EXERCISE: Wherever the string "Contribution" appears in the listing, copy that line.

Data extracted from a collection
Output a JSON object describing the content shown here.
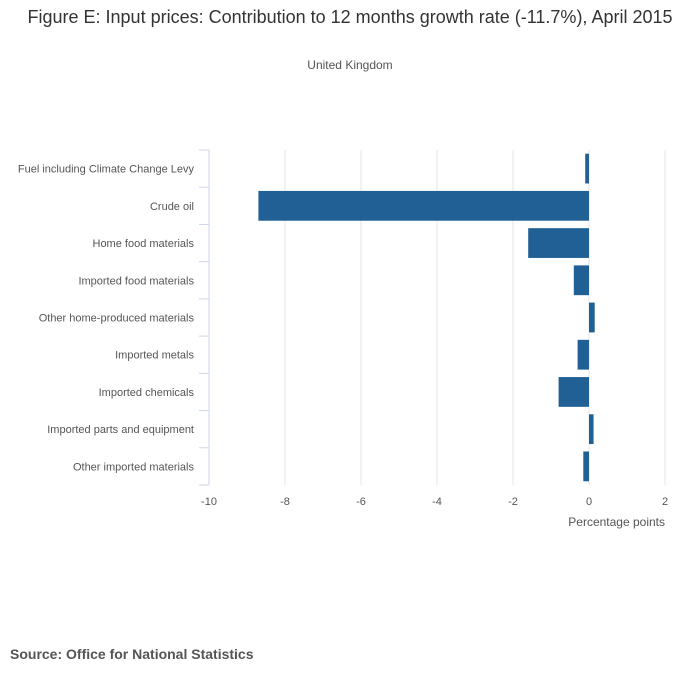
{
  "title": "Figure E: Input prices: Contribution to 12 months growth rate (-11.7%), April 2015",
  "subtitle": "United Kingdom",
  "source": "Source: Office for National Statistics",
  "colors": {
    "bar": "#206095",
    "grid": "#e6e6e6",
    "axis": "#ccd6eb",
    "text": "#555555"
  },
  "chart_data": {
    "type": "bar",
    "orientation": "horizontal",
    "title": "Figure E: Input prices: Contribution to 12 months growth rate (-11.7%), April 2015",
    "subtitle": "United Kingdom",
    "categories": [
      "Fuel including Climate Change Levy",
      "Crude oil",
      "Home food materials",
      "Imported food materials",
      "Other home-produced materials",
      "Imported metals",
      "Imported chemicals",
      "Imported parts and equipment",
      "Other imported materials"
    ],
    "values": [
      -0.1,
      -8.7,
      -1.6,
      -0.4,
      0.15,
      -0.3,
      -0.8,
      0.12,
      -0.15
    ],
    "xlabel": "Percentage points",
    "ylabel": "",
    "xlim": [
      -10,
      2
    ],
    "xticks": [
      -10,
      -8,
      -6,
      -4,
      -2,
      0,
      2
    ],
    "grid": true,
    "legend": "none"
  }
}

---

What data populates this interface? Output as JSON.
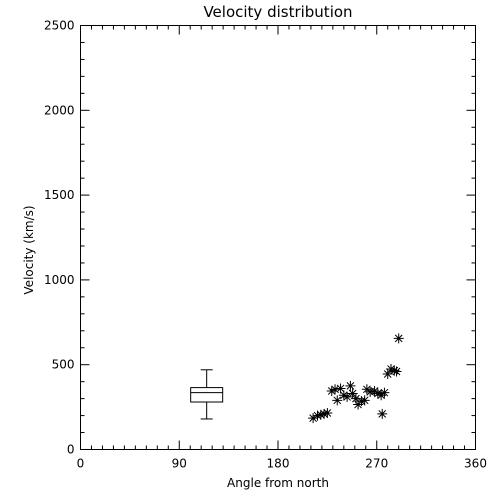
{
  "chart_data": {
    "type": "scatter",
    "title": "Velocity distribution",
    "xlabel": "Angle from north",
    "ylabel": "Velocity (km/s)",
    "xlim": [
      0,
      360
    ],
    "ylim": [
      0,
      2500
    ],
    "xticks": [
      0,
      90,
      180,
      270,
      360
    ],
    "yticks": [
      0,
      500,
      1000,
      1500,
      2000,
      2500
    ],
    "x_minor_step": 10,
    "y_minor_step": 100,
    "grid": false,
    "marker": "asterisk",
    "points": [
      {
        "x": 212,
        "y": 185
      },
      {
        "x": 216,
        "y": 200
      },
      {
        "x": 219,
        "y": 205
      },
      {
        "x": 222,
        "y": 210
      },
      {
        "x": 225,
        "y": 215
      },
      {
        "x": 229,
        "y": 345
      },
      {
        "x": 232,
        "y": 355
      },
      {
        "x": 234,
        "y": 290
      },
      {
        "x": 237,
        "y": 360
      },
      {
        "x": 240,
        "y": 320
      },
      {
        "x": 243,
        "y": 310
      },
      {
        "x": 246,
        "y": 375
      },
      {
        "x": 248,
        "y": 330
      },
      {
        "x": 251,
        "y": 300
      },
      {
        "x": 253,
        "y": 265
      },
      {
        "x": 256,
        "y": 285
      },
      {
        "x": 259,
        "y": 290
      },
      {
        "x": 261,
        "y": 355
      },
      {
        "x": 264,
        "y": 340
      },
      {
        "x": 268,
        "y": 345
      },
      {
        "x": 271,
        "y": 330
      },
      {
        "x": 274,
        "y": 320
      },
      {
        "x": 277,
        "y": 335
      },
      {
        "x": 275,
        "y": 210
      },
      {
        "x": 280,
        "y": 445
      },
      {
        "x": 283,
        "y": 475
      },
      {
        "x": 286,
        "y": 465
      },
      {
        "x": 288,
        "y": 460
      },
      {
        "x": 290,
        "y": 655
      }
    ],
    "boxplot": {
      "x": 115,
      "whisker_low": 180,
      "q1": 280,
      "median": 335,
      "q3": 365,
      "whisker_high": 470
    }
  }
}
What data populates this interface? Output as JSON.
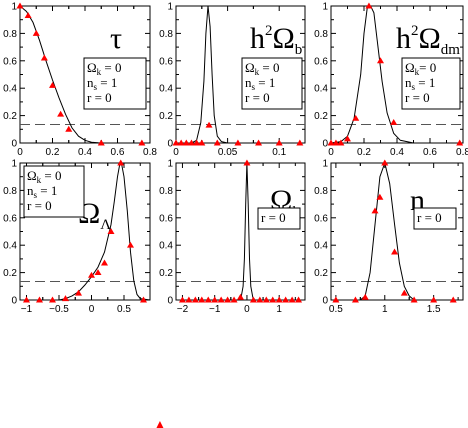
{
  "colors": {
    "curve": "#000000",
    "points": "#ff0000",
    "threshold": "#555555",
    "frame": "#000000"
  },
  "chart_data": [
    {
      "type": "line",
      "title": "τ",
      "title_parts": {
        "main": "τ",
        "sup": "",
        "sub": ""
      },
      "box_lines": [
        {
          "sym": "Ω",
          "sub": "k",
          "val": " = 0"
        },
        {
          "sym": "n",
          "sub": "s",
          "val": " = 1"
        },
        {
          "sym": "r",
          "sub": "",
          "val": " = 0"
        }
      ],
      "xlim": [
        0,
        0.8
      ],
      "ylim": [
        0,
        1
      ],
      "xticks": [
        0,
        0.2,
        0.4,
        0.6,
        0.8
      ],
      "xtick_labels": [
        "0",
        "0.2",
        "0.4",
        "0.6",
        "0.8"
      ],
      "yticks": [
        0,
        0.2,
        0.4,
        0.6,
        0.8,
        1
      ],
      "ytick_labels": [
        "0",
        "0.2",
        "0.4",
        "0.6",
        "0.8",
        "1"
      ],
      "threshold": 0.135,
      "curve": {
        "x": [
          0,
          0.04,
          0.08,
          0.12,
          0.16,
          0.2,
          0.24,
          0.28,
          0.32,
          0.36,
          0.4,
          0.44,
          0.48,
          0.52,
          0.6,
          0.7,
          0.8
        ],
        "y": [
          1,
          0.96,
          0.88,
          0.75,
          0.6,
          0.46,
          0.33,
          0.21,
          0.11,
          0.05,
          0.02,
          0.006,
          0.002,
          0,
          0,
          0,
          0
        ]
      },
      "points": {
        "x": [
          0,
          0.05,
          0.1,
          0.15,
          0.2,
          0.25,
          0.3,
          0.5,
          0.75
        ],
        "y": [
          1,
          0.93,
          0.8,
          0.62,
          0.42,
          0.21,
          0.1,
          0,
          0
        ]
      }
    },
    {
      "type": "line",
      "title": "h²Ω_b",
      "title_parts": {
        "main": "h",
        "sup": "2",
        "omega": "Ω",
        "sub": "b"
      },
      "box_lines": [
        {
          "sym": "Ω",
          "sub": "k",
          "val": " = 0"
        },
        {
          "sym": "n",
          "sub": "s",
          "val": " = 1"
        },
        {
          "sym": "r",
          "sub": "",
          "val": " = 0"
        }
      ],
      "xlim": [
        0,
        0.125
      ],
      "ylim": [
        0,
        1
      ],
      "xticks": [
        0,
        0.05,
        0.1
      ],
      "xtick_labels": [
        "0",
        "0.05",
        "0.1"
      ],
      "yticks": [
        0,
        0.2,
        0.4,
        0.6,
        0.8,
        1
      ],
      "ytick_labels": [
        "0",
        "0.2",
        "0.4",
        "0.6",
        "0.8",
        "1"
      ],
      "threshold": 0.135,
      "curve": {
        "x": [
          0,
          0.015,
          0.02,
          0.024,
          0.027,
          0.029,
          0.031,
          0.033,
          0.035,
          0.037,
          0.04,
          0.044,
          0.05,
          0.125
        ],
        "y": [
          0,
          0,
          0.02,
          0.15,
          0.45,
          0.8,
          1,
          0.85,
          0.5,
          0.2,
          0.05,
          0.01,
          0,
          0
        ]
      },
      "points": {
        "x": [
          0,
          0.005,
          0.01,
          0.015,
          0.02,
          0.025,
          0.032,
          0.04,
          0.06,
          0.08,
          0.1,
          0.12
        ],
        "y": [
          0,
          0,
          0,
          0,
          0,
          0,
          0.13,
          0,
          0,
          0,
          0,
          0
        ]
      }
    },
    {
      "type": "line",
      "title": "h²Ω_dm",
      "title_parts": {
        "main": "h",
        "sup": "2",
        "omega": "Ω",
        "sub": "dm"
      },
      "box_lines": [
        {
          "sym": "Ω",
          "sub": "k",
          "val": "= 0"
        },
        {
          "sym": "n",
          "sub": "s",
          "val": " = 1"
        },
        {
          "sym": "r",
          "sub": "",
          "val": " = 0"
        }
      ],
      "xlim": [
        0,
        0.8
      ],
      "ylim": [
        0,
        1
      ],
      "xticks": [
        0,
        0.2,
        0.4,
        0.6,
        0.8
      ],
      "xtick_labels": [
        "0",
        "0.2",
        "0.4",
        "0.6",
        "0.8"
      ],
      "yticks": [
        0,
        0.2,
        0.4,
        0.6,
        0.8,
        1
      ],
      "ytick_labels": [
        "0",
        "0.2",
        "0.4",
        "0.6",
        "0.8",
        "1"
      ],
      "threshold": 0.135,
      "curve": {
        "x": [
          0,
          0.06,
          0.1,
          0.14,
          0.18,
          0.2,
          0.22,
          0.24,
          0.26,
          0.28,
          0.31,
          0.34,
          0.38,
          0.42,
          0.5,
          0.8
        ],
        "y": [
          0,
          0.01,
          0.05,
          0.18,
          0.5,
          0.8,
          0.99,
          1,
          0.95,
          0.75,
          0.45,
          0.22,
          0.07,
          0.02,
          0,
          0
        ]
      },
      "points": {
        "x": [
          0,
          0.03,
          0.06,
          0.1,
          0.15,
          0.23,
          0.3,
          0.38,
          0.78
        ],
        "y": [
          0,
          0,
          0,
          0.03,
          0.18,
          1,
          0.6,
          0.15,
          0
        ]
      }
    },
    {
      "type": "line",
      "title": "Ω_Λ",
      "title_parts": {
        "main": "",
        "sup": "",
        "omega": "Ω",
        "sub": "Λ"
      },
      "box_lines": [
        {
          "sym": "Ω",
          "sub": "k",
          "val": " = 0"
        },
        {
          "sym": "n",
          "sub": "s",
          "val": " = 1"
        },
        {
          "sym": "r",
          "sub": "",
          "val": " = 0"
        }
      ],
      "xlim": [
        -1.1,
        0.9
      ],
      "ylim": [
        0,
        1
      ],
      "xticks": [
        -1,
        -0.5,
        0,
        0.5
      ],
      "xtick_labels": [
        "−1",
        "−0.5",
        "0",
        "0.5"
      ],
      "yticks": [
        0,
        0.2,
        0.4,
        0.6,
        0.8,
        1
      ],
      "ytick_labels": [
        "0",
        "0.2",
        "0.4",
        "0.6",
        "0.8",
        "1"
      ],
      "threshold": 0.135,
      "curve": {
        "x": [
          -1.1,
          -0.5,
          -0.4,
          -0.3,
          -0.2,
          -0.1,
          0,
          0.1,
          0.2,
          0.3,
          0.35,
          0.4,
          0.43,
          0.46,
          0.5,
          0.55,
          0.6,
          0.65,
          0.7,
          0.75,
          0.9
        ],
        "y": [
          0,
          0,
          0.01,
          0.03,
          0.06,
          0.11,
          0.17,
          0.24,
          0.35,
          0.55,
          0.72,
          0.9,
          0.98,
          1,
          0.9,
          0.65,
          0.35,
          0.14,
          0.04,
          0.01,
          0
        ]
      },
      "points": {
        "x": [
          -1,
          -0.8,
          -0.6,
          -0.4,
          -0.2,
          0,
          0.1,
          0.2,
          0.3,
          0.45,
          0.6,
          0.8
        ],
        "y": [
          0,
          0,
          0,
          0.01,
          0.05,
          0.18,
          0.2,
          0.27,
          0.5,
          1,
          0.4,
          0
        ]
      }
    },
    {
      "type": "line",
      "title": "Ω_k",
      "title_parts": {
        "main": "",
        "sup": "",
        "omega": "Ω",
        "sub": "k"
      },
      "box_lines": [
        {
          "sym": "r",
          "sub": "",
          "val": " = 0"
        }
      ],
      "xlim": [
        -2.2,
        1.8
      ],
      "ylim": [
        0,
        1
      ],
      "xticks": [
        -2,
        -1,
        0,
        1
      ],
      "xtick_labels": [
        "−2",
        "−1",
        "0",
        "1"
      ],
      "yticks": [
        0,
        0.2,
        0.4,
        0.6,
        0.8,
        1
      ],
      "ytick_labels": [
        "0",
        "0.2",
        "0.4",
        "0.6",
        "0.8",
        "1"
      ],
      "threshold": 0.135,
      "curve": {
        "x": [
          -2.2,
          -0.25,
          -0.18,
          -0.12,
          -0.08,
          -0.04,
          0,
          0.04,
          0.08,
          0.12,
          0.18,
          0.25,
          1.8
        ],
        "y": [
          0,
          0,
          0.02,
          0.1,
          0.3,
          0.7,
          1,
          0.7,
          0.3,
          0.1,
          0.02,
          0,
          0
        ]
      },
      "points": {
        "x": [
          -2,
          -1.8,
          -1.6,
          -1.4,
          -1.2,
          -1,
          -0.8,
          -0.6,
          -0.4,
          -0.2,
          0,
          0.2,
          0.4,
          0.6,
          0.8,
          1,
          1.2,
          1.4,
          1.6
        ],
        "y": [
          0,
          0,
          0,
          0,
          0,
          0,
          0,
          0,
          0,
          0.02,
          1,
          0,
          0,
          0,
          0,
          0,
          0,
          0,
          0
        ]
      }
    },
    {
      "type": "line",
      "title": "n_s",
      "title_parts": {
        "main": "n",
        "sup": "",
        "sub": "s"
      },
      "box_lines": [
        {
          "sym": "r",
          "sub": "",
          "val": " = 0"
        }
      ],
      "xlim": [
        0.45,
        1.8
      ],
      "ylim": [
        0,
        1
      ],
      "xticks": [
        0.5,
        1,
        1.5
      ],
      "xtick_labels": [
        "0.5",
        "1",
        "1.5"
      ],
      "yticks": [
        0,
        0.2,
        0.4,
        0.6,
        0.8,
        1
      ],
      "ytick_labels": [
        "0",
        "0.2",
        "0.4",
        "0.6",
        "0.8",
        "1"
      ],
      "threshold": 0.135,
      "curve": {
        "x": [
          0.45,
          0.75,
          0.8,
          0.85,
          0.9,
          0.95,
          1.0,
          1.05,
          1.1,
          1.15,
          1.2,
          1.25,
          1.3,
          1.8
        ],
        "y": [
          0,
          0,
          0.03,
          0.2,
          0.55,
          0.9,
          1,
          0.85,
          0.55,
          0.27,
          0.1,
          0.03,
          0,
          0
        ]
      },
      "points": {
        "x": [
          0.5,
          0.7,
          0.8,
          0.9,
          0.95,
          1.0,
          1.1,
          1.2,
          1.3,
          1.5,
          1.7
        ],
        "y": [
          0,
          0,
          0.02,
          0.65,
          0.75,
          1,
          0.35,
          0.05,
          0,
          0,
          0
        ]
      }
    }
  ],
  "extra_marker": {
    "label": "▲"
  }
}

RESULT OF THIS EXERCISE:
  "title": "Figure E: Input prices: Contribution to 12 months growth rate (-11.7%), April 2015",
    "title": "Figure E: Input prices: Contribution to 12 months growth rate (-11.7%), April 2015",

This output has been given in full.